-- Extracted material start --

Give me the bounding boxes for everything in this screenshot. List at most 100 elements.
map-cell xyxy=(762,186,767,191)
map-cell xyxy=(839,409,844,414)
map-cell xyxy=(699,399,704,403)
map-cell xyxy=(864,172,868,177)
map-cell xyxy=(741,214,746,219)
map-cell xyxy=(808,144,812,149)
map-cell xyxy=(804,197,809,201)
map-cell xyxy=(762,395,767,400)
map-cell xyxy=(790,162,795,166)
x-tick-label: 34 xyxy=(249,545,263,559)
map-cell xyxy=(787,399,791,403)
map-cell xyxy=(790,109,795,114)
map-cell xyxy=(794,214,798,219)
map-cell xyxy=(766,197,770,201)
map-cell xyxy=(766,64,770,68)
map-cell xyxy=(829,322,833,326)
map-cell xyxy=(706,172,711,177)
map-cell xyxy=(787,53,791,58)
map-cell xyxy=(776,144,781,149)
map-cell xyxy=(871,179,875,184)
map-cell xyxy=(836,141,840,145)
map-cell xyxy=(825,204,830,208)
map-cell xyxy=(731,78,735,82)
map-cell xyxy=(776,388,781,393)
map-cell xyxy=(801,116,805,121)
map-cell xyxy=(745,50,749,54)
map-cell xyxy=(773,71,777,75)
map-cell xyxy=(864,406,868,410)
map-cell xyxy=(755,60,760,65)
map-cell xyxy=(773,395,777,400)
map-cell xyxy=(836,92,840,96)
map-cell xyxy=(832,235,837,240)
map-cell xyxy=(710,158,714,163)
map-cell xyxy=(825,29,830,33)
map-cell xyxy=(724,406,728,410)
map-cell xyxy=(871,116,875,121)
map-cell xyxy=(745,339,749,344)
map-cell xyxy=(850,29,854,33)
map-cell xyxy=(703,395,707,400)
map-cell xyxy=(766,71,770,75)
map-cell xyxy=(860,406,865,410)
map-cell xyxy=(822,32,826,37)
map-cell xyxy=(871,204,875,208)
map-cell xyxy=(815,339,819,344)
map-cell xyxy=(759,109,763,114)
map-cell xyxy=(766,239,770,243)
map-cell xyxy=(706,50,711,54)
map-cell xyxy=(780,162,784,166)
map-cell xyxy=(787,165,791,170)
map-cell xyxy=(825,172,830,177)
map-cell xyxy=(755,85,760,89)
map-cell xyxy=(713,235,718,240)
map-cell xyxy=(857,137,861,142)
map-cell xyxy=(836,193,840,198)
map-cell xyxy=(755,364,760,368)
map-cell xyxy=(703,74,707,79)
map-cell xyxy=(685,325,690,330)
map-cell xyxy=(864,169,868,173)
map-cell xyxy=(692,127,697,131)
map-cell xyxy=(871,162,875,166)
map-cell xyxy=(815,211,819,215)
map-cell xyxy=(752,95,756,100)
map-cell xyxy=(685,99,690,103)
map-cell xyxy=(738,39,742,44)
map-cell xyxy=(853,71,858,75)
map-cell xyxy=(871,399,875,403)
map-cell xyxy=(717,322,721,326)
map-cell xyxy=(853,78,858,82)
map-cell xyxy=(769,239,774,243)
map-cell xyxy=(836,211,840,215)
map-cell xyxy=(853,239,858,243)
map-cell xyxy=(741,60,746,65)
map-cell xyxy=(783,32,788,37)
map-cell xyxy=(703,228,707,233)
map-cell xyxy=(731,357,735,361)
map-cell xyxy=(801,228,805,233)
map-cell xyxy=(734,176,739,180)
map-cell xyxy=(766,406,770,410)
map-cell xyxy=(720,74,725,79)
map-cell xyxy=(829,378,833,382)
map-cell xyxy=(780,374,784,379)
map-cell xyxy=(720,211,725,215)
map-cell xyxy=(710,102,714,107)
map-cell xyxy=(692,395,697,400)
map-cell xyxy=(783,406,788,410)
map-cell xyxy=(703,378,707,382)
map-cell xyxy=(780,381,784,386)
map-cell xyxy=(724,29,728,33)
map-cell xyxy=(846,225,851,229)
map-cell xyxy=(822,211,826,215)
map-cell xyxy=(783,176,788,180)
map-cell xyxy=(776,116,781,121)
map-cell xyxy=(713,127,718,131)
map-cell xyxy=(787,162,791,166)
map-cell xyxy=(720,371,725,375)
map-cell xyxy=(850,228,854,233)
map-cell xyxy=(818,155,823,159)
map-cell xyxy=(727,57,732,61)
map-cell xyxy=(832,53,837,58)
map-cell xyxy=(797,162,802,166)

-- Extracted material end --

[What is being asked] Reproduce all of the entries above line for line, with every character kept the same.

[Complete output]
Give me the bounding boxes for everything in this screenshot. List at most 100 elements.
map-cell xyxy=(762,186,767,191)
map-cell xyxy=(839,409,844,414)
map-cell xyxy=(699,399,704,403)
map-cell xyxy=(864,172,868,177)
map-cell xyxy=(741,214,746,219)
map-cell xyxy=(808,144,812,149)
map-cell xyxy=(804,197,809,201)
map-cell xyxy=(762,395,767,400)
map-cell xyxy=(790,162,795,166)
x-tick-label: 34 xyxy=(249,545,263,559)
map-cell xyxy=(787,399,791,403)
map-cell xyxy=(790,109,795,114)
map-cell xyxy=(794,214,798,219)
map-cell xyxy=(766,197,770,201)
map-cell xyxy=(766,64,770,68)
map-cell xyxy=(829,322,833,326)
map-cell xyxy=(706,172,711,177)
map-cell xyxy=(787,53,791,58)
map-cell xyxy=(776,144,781,149)
map-cell xyxy=(871,179,875,184)
map-cell xyxy=(836,141,840,145)
map-cell xyxy=(825,204,830,208)
map-cell xyxy=(731,78,735,82)
map-cell xyxy=(776,388,781,393)
map-cell xyxy=(801,116,805,121)
map-cell xyxy=(745,50,749,54)
map-cell xyxy=(773,71,777,75)
map-cell xyxy=(864,406,868,410)
map-cell xyxy=(755,60,760,65)
map-cell xyxy=(773,395,777,400)
map-cell xyxy=(836,92,840,96)
map-cell xyxy=(832,235,837,240)
map-cell xyxy=(710,158,714,163)
map-cell xyxy=(825,29,830,33)
map-cell xyxy=(724,406,728,410)
map-cell xyxy=(871,116,875,121)
map-cell xyxy=(745,339,749,344)
map-cell xyxy=(850,29,854,33)
map-cell xyxy=(703,395,707,400)
map-cell xyxy=(766,71,770,75)
map-cell xyxy=(860,406,865,410)
map-cell xyxy=(822,32,826,37)
map-cell xyxy=(871,204,875,208)
map-cell xyxy=(815,339,819,344)
map-cell xyxy=(759,109,763,114)
map-cell xyxy=(766,239,770,243)
map-cell xyxy=(706,50,711,54)
map-cell xyxy=(780,162,784,166)
map-cell xyxy=(787,165,791,170)
map-cell xyxy=(825,172,830,177)
map-cell xyxy=(755,85,760,89)
map-cell xyxy=(713,235,718,240)
map-cell xyxy=(857,137,861,142)
map-cell xyxy=(836,193,840,198)
map-cell xyxy=(755,364,760,368)
map-cell xyxy=(703,74,707,79)
map-cell xyxy=(685,325,690,330)
map-cell xyxy=(864,169,868,173)
map-cell xyxy=(692,127,697,131)
map-cell xyxy=(871,162,875,166)
map-cell xyxy=(815,211,819,215)
map-cell xyxy=(752,95,756,100)
map-cell xyxy=(685,99,690,103)
map-cell xyxy=(738,39,742,44)
map-cell xyxy=(853,71,858,75)
map-cell xyxy=(871,399,875,403)
map-cell xyxy=(717,322,721,326)
map-cell xyxy=(853,78,858,82)
map-cell xyxy=(769,239,774,243)
map-cell xyxy=(836,211,840,215)
map-cell xyxy=(853,239,858,243)
map-cell xyxy=(741,60,746,65)
map-cell xyxy=(783,32,788,37)
map-cell xyxy=(703,228,707,233)
map-cell xyxy=(731,357,735,361)
map-cell xyxy=(801,228,805,233)
map-cell xyxy=(734,176,739,180)
map-cell xyxy=(766,406,770,410)
map-cell xyxy=(720,74,725,79)
map-cell xyxy=(829,378,833,382)
map-cell xyxy=(780,374,784,379)
map-cell xyxy=(720,211,725,215)
map-cell xyxy=(710,102,714,107)
map-cell xyxy=(692,395,697,400)
map-cell xyxy=(783,406,788,410)
map-cell xyxy=(703,378,707,382)
map-cell xyxy=(780,381,784,386)
map-cell xyxy=(724,29,728,33)
map-cell xyxy=(846,225,851,229)
map-cell xyxy=(822,211,826,215)
map-cell xyxy=(783,176,788,180)
map-cell xyxy=(776,116,781,121)
map-cell xyxy=(713,127,718,131)
map-cell xyxy=(787,162,791,166)
map-cell xyxy=(720,371,725,375)
map-cell xyxy=(850,228,854,233)
map-cell xyxy=(818,155,823,159)
map-cell xyxy=(727,57,732,61)
map-cell xyxy=(832,53,837,58)
map-cell xyxy=(797,162,802,166)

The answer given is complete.